WHAT TO WORK ON:
Quote the entries word for word. Omit the pictures.

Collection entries

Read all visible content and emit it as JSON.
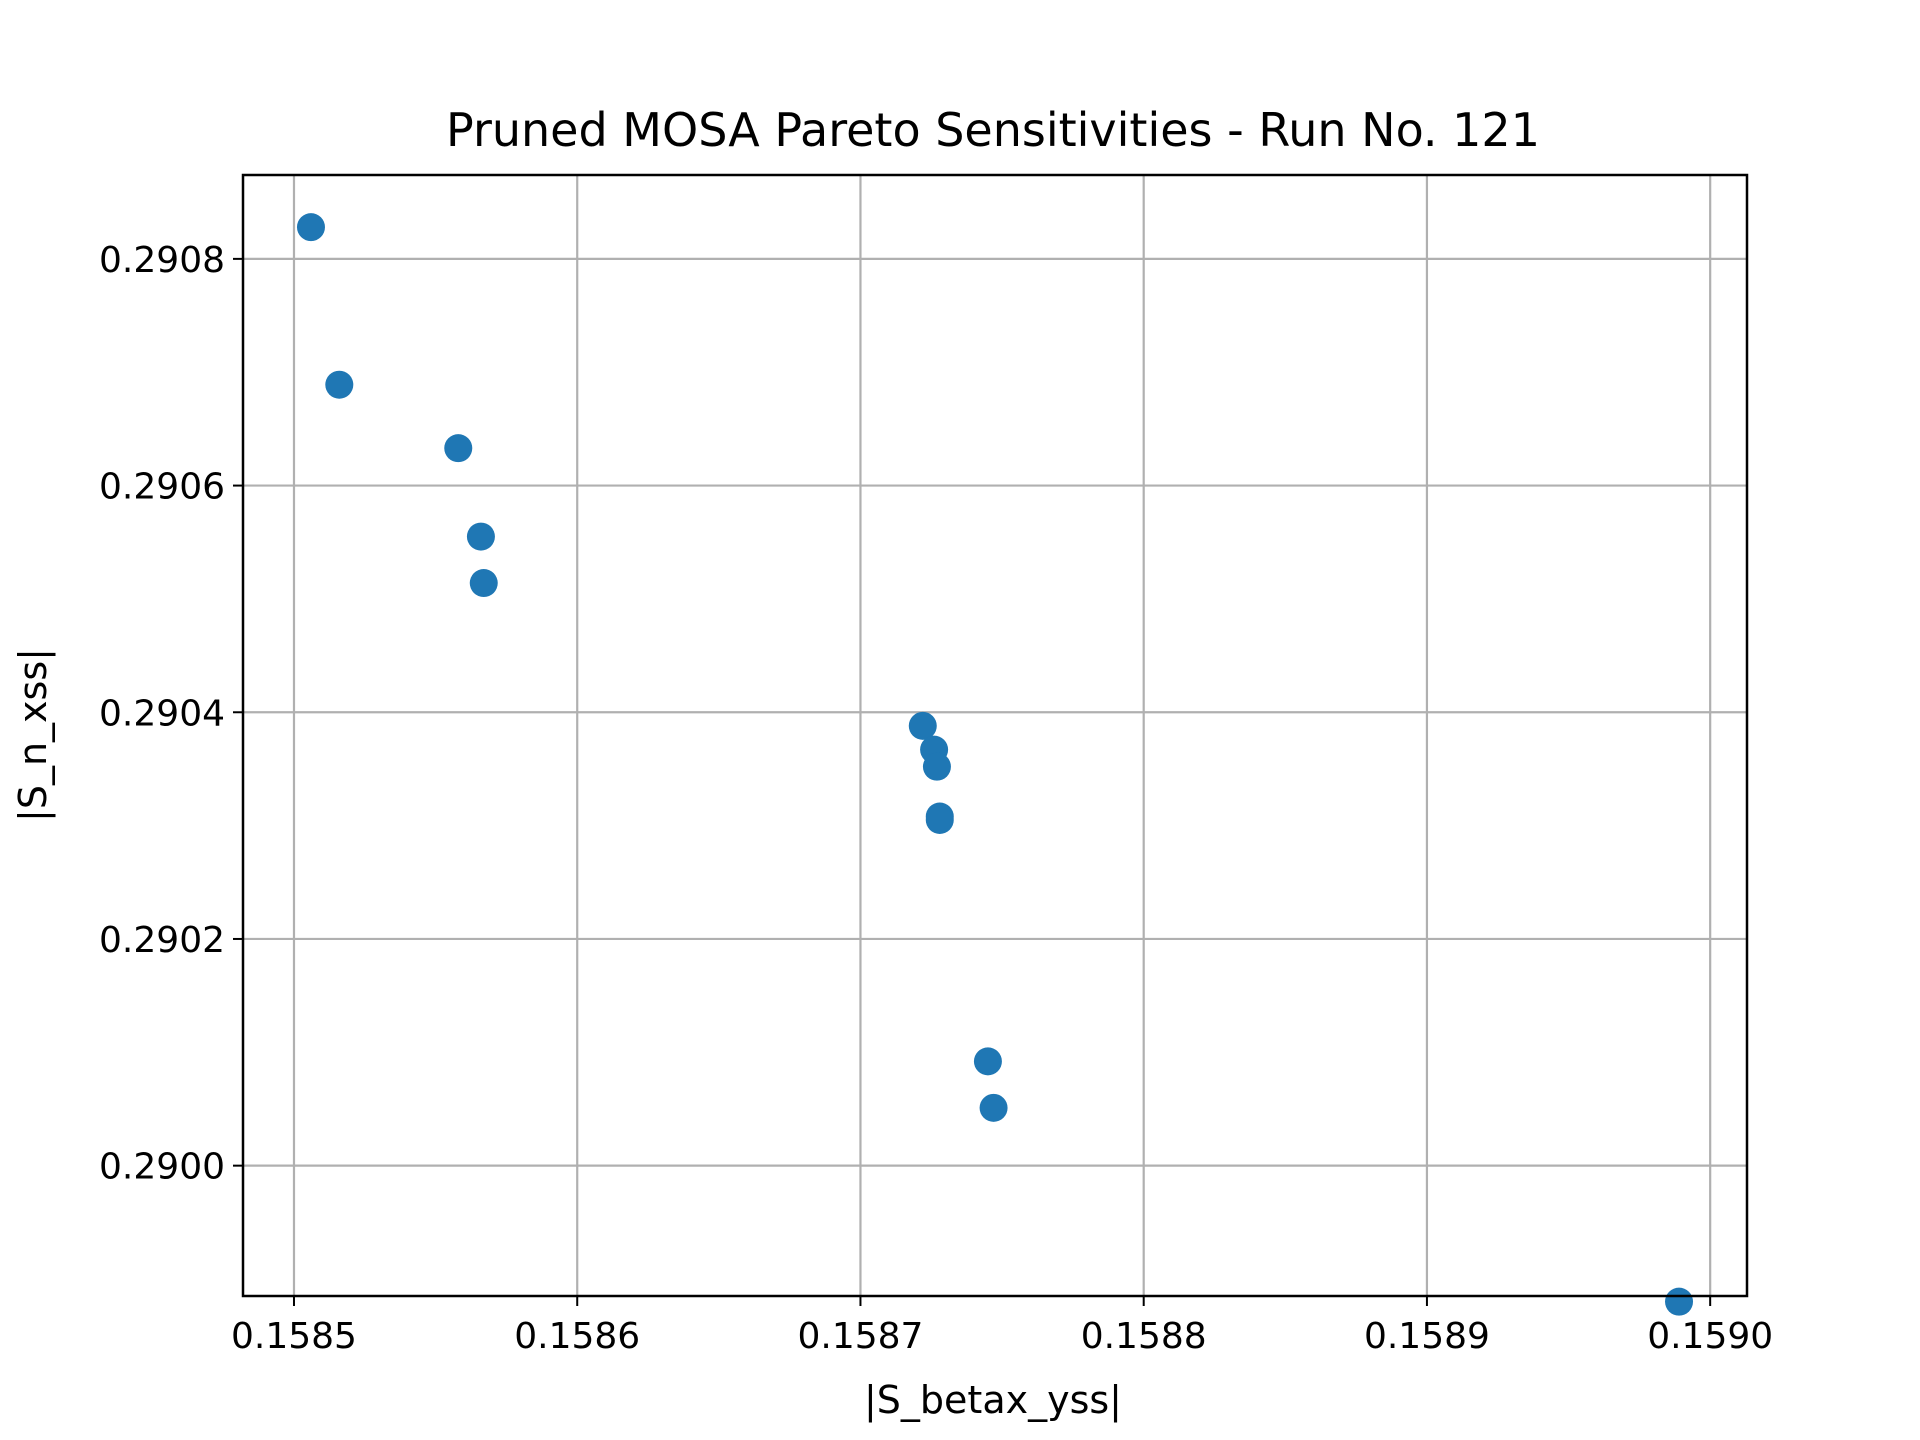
{
  "chart_data": {
    "type": "scatter",
    "title": "Pruned MOSA Pareto Sensitivities - Run No. 121",
    "xlabel": "|S_betax_yss|",
    "ylabel": "|S_n_xss|",
    "xlim": [
      0.158482,
      0.159013
    ],
    "ylim": [
      0.289885,
      0.290874
    ],
    "xticks": [
      0.1585,
      0.1586,
      0.1587,
      0.1588,
      0.1589,
      0.159
    ],
    "xtick_labels": [
      "0.1585",
      "0.1586",
      "0.1587",
      "0.1588",
      "0.1589",
      "0.1590"
    ],
    "yticks": [
      0.29,
      0.2902,
      0.2904,
      0.2906,
      0.2908
    ],
    "ytick_labels": [
      "0.2900",
      "0.2902",
      "0.2904",
      "0.2906",
      "0.2908"
    ],
    "grid": true,
    "marker_color": "#1f77b4",
    "points": [
      {
        "x": 0.158506,
        "y": 0.290828
      },
      {
        "x": 0.158516,
        "y": 0.290689
      },
      {
        "x": 0.158558,
        "y": 0.290633
      },
      {
        "x": 0.158566,
        "y": 0.290555
      },
      {
        "x": 0.158567,
        "y": 0.290514
      },
      {
        "x": 0.158722,
        "y": 0.290388
      },
      {
        "x": 0.158726,
        "y": 0.290367
      },
      {
        "x": 0.158727,
        "y": 0.290352
      },
      {
        "x": 0.158728,
        "y": 0.290308
      },
      {
        "x": 0.158728,
        "y": 0.290305
      },
      {
        "x": 0.158745,
        "y": 0.290092
      },
      {
        "x": 0.158747,
        "y": 0.290051
      },
      {
        "x": 0.158989,
        "y": 0.28988
      }
    ]
  }
}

TASK RESULT:
Read all visible content and emit it as JSON.
{
  "chart_data": {
    "type": "scatter",
    "title": "Pruned MOSA Pareto Sensitivities - Run No. 121",
    "xlabel": "|S_betax_yss|",
    "ylabel": "|S_n_xss|",
    "xlim": [
      0.158482,
      0.159013
    ],
    "ylim": [
      0.289885,
      0.290874
    ],
    "xticks": [
      0.1585,
      0.1586,
      0.1587,
      0.1588,
      0.1589,
      0.159
    ],
    "xtick_labels": [
      "0.1585",
      "0.1586",
      "0.1587",
      "0.1588",
      "0.1589",
      "0.1590"
    ],
    "yticks": [
      0.29,
      0.2902,
      0.2904,
      0.2906,
      0.2908
    ],
    "ytick_labels": [
      "0.2900",
      "0.2902",
      "0.2904",
      "0.2906",
      "0.2908"
    ],
    "grid": true,
    "marker_color": "#1f77b4",
    "points": [
      {
        "x": 0.158506,
        "y": 0.290828
      },
      {
        "x": 0.158516,
        "y": 0.290689
      },
      {
        "x": 0.158558,
        "y": 0.290633
      },
      {
        "x": 0.158566,
        "y": 0.290555
      },
      {
        "x": 0.158567,
        "y": 0.290514
      },
      {
        "x": 0.158722,
        "y": 0.290388
      },
      {
        "x": 0.158726,
        "y": 0.290367
      },
      {
        "x": 0.158727,
        "y": 0.290352
      },
      {
        "x": 0.158728,
        "y": 0.290308
      },
      {
        "x": 0.158728,
        "y": 0.290305
      },
      {
        "x": 0.158745,
        "y": 0.290092
      },
      {
        "x": 0.158747,
        "y": 0.290051
      },
      {
        "x": 0.158989,
        "y": 0.28988
      }
    ]
  }
}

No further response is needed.